### GIVEN RECORDS
>> BEGIN

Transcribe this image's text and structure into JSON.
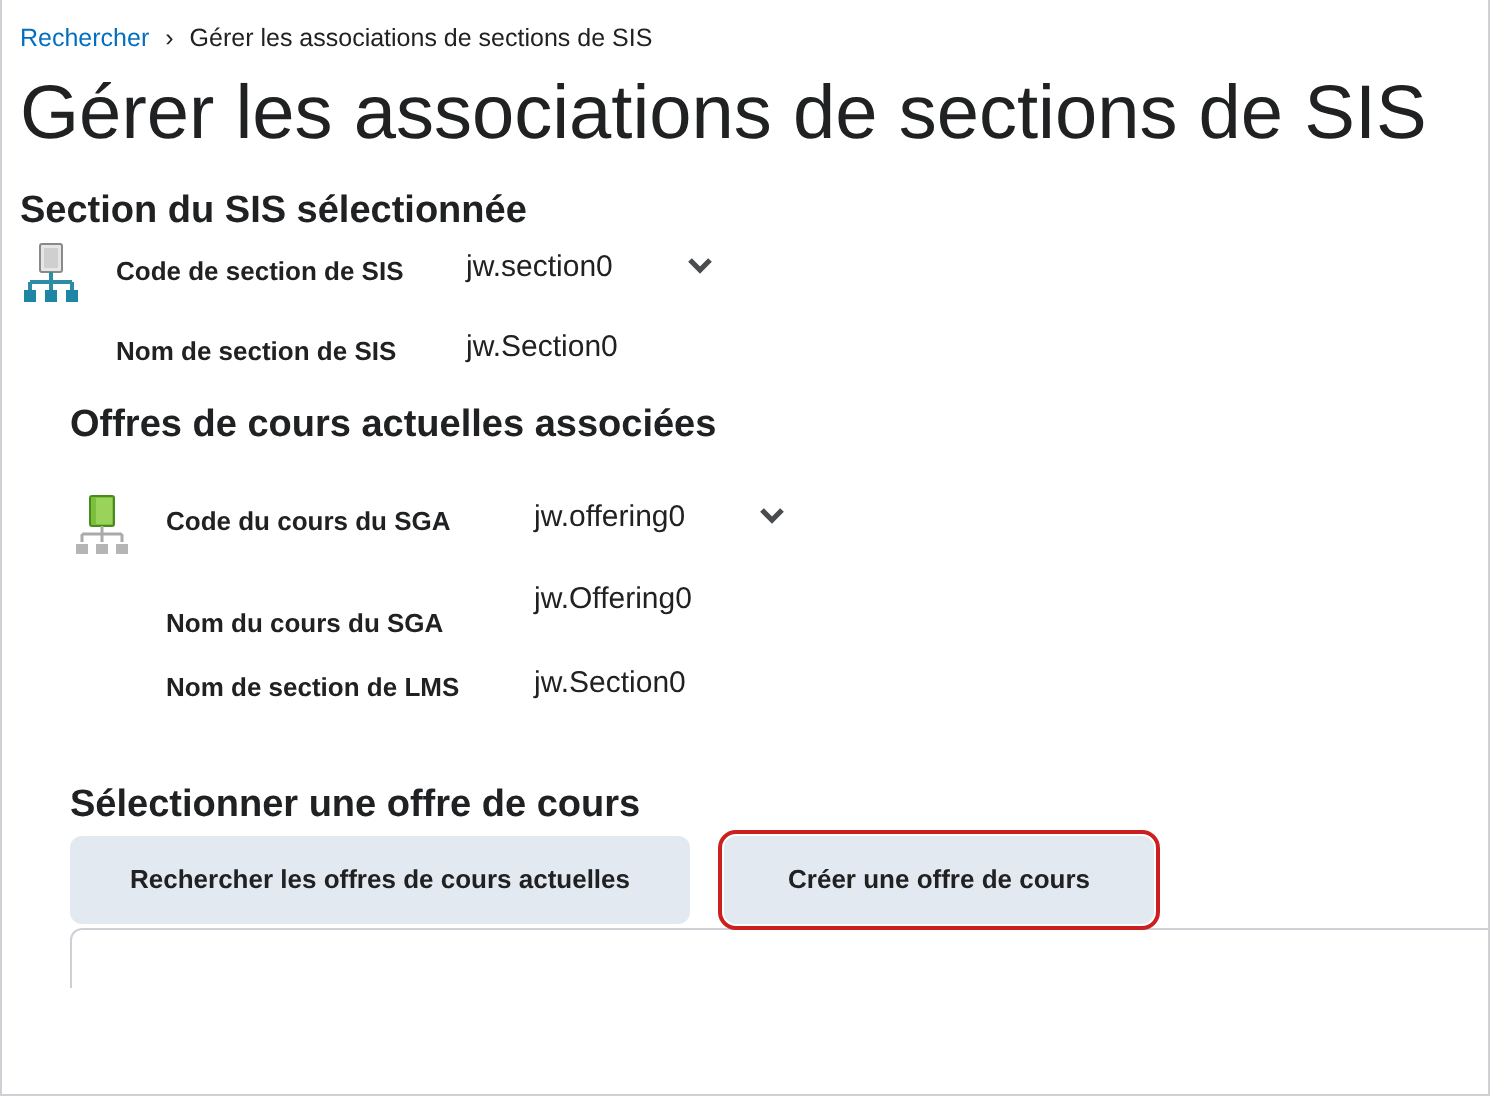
{
  "breadcrumb": {
    "link": "Rechercher",
    "separator": "›",
    "current": "Gérer les associations de sections de SIS"
  },
  "title": "Gérer les associations de sections de SIS",
  "sis_section": {
    "heading": "Section du SIS sélectionnée",
    "fields": [
      {
        "label": "Code de section de SIS",
        "value": "jw.section0",
        "expandable": true
      },
      {
        "label": "Nom de section de SIS",
        "value": "jw.Section0",
        "expandable": false
      }
    ]
  },
  "current_offerings": {
    "heading": "Offres de cours actuelles associées",
    "fields": [
      {
        "label": "Code du cours du SGA",
        "value": "jw.offering0",
        "expandable": true
      },
      {
        "label": "Nom du cours du SGA",
        "value": "jw.Offering0",
        "expandable": false
      },
      {
        "label": "Nom de section de LMS",
        "value": "jw.Section0",
        "expandable": false
      }
    ]
  },
  "select_offering": {
    "heading": "Sélectionner une offre de cours",
    "tabs": [
      {
        "label": "Rechercher les offres de cours actuelles",
        "highlighted": false
      },
      {
        "label": "Créer une offre de cours",
        "highlighted": true
      }
    ]
  }
}
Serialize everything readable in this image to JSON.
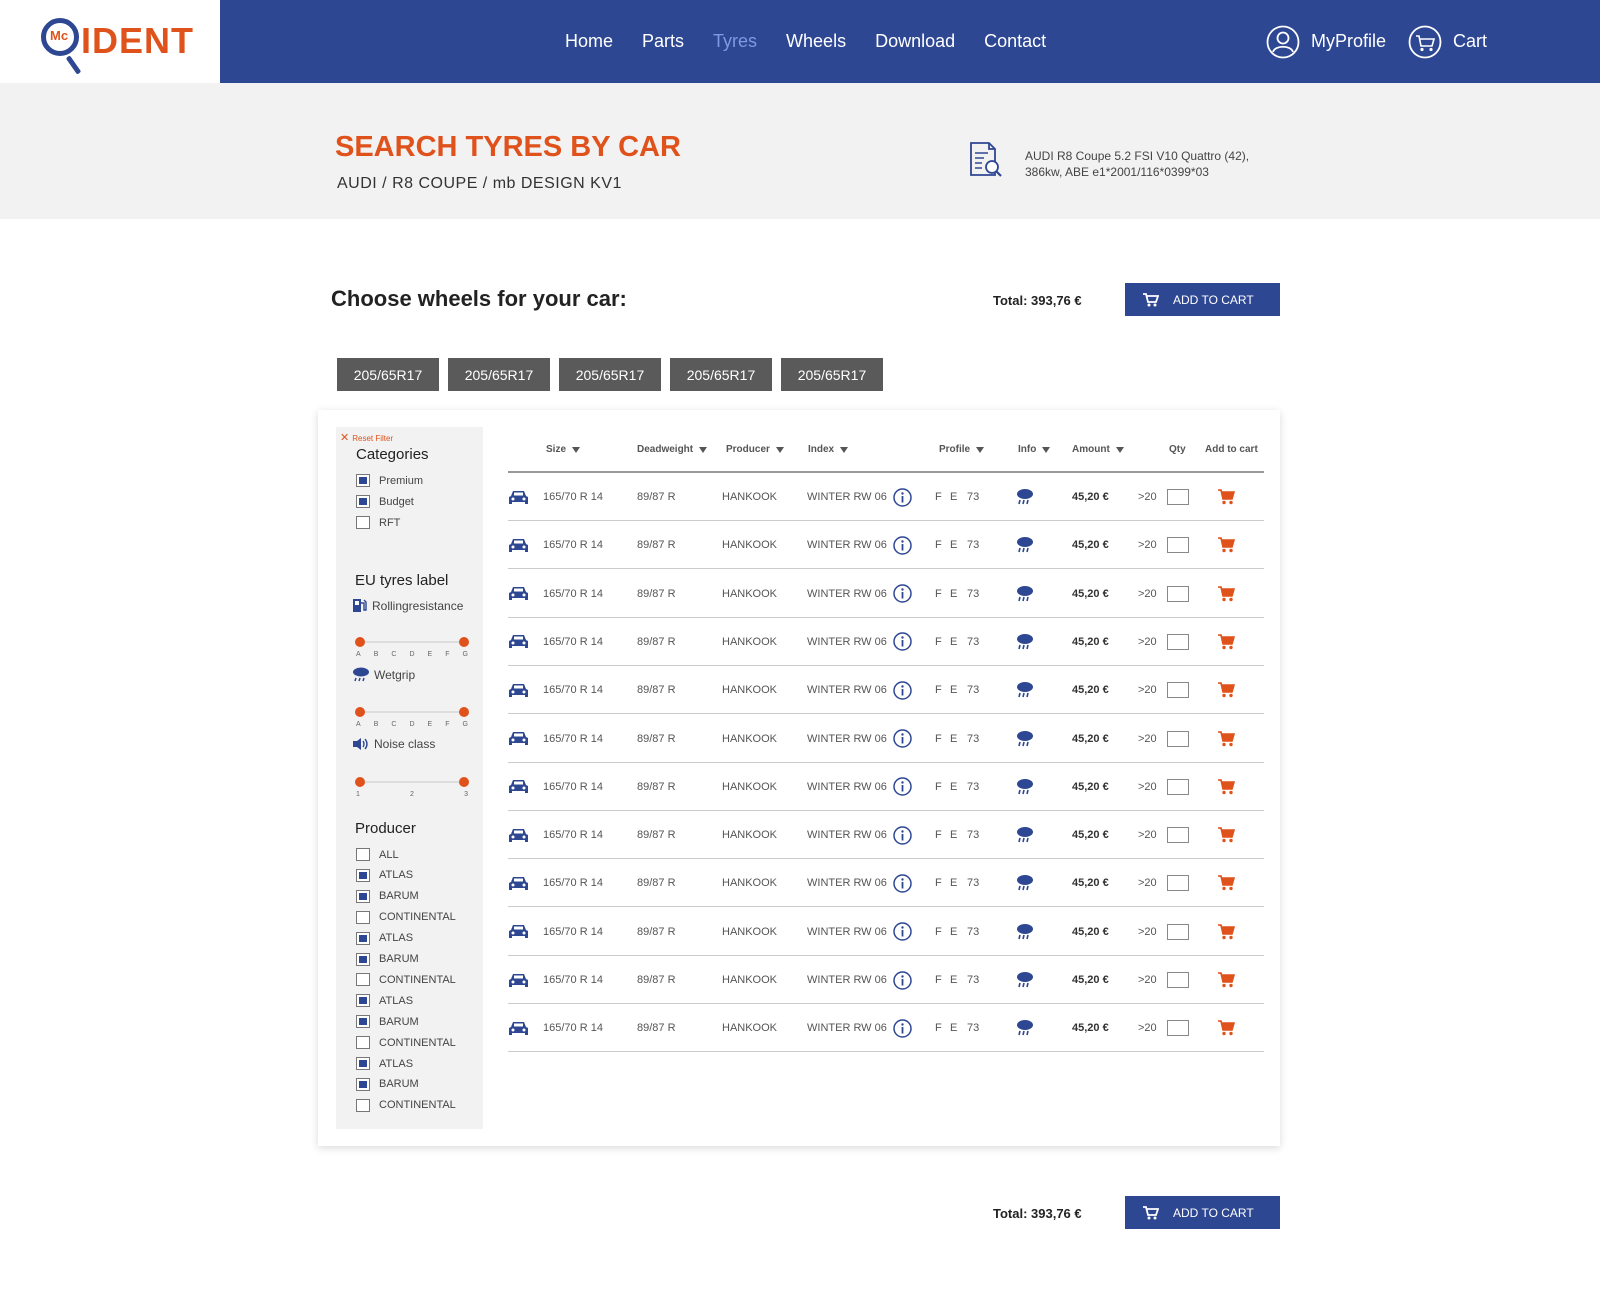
{
  "brand": {
    "mc": "Mc",
    "name": "IDENT"
  },
  "nav": [
    {
      "label": "Home",
      "active": false
    },
    {
      "label": "Parts",
      "active": false
    },
    {
      "label": "Tyres",
      "active": true
    },
    {
      "label": "Wheels",
      "active": false
    },
    {
      "label": "Download",
      "active": false
    },
    {
      "label": "Contact",
      "active": false
    }
  ],
  "user": {
    "profile": "MyProfile",
    "cart": "Cart"
  },
  "banner": {
    "title": "SEARCH TYRES BY CAR",
    "subtitle": "AUDI / R8 COUPE / mb DESIGN KV1",
    "car_line1": "AUDI R8 Coupe 5.2 FSI V10 Quattro (42),",
    "car_line2": "386kw, ABE e1*2001/116*0399*03"
  },
  "choose": {
    "title": "Choose wheels for your car:",
    "total": "Total: 393,76 €",
    "add_to_cart": "ADD TO CART"
  },
  "size_tabs": [
    "205/65R17",
    "205/65R17",
    "205/65R17",
    "205/65R17",
    "205/65R17"
  ],
  "filters": {
    "reset": "Reset Filter",
    "categories_title": "Categories",
    "categories": [
      {
        "label": "Premium",
        "checked": true
      },
      {
        "label": "Budget",
        "checked": true
      },
      {
        "label": "RFT",
        "checked": false
      }
    ],
    "eu_title": "EU tyres label",
    "rolling": "Rollingresistance",
    "wetgrip": "Wetgrip",
    "noise": "Noise class",
    "grade_ticks": [
      "A",
      "B",
      "C",
      "D",
      "E",
      "F",
      "G"
    ],
    "noise_ticks": [
      "1",
      "2",
      "3"
    ],
    "producer_title": "Producer",
    "producers": [
      {
        "label": "ALL",
        "checked": false
      },
      {
        "label": "ATLAS",
        "checked": true
      },
      {
        "label": "BARUM",
        "checked": true
      },
      {
        "label": "CONTINENTAL",
        "checked": false
      },
      {
        "label": "ATLAS",
        "checked": true
      },
      {
        "label": "BARUM",
        "checked": true
      },
      {
        "label": "CONTINENTAL",
        "checked": false
      },
      {
        "label": "ATLAS",
        "checked": true
      },
      {
        "label": "BARUM",
        "checked": true
      },
      {
        "label": "CONTINENTAL",
        "checked": false
      },
      {
        "label": "ATLAS",
        "checked": true
      },
      {
        "label": "BARUM",
        "checked": true
      },
      {
        "label": "CONTINENTAL",
        "checked": false
      }
    ]
  },
  "table": {
    "headers": {
      "size": "Size",
      "deadweight": "Deadweight",
      "producer": "Producer",
      "index": "Index",
      "profile": "Profile",
      "info": "Info",
      "amount": "Amount",
      "qty": "Qty",
      "add": "Add to cart"
    },
    "rows": [
      {
        "size": "165/70 R 14",
        "deadweight": "89/87 R",
        "producer": "HANKOOK",
        "index": "WINTER RW 06",
        "p1": "F",
        "p2": "E",
        "p3": "73",
        "amount": "45,20 €",
        "stock": ">20"
      },
      {
        "size": "165/70 R 14",
        "deadweight": "89/87 R",
        "producer": "HANKOOK",
        "index": "WINTER RW 06",
        "p1": "F",
        "p2": "E",
        "p3": "73",
        "amount": "45,20 €",
        "stock": ">20"
      },
      {
        "size": "165/70 R 14",
        "deadweight": "89/87 R",
        "producer": "HANKOOK",
        "index": "WINTER RW 06",
        "p1": "F",
        "p2": "E",
        "p3": "73",
        "amount": "45,20 €",
        "stock": ">20"
      },
      {
        "size": "165/70 R 14",
        "deadweight": "89/87 R",
        "producer": "HANKOOK",
        "index": "WINTER RW 06",
        "p1": "F",
        "p2": "E",
        "p3": "73",
        "amount": "45,20 €",
        "stock": ">20"
      },
      {
        "size": "165/70 R 14",
        "deadweight": "89/87 R",
        "producer": "HANKOOK",
        "index": "WINTER RW 06",
        "p1": "F",
        "p2": "E",
        "p3": "73",
        "amount": "45,20 €",
        "stock": ">20"
      },
      {
        "size": "165/70 R 14",
        "deadweight": "89/87 R",
        "producer": "HANKOOK",
        "index": "WINTER RW 06",
        "p1": "F",
        "p2": "E",
        "p3": "73",
        "amount": "45,20 €",
        "stock": ">20"
      },
      {
        "size": "165/70 R 14",
        "deadweight": "89/87 R",
        "producer": "HANKOOK",
        "index": "WINTER RW 06",
        "p1": "F",
        "p2": "E",
        "p3": "73",
        "amount": "45,20 €",
        "stock": ">20"
      },
      {
        "size": "165/70 R 14",
        "deadweight": "89/87 R",
        "producer": "HANKOOK",
        "index": "WINTER RW 06",
        "p1": "F",
        "p2": "E",
        "p3": "73",
        "amount": "45,20 €",
        "stock": ">20"
      },
      {
        "size": "165/70 R 14",
        "deadweight": "89/87 R",
        "producer": "HANKOOK",
        "index": "WINTER RW 06",
        "p1": "F",
        "p2": "E",
        "p3": "73",
        "amount": "45,20 €",
        "stock": ">20"
      },
      {
        "size": "165/70 R 14",
        "deadweight": "89/87 R",
        "producer": "HANKOOK",
        "index": "WINTER RW 06",
        "p1": "F",
        "p2": "E",
        "p3": "73",
        "amount": "45,20 €",
        "stock": ">20"
      },
      {
        "size": "165/70 R 14",
        "deadweight": "89/87 R",
        "producer": "HANKOOK",
        "index": "WINTER RW 06",
        "p1": "F",
        "p2": "E",
        "p3": "73",
        "amount": "45,20 €",
        "stock": ">20"
      },
      {
        "size": "165/70 R 14",
        "deadweight": "89/87 R",
        "producer": "HANKOOK",
        "index": "WINTER RW 06",
        "p1": "F",
        "p2": "E",
        "p3": "73",
        "amount": "45,20 €",
        "stock": ">20"
      }
    ]
  },
  "icons": {
    "row_vehicle": "car-icon",
    "index_info": "info-circle-icon",
    "info_weather": "rain-cloud-icon",
    "row_cart": "cart-icon"
  },
  "colors": {
    "brand_blue": "#2e4793",
    "accent_orange": "#e0521b",
    "tab_grey": "#5a5a5a"
  }
}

>> END

### DIRECTION
In the lines above, locate the string "value". Copy every line where it occurs.

### EXERCISE SOLUTION
        "value": "jw.section0",
        "value": "jw.Section0",
        "value": "jw.offering0",
        "value": "jw.Offering0",
        "value": "jw.Section0",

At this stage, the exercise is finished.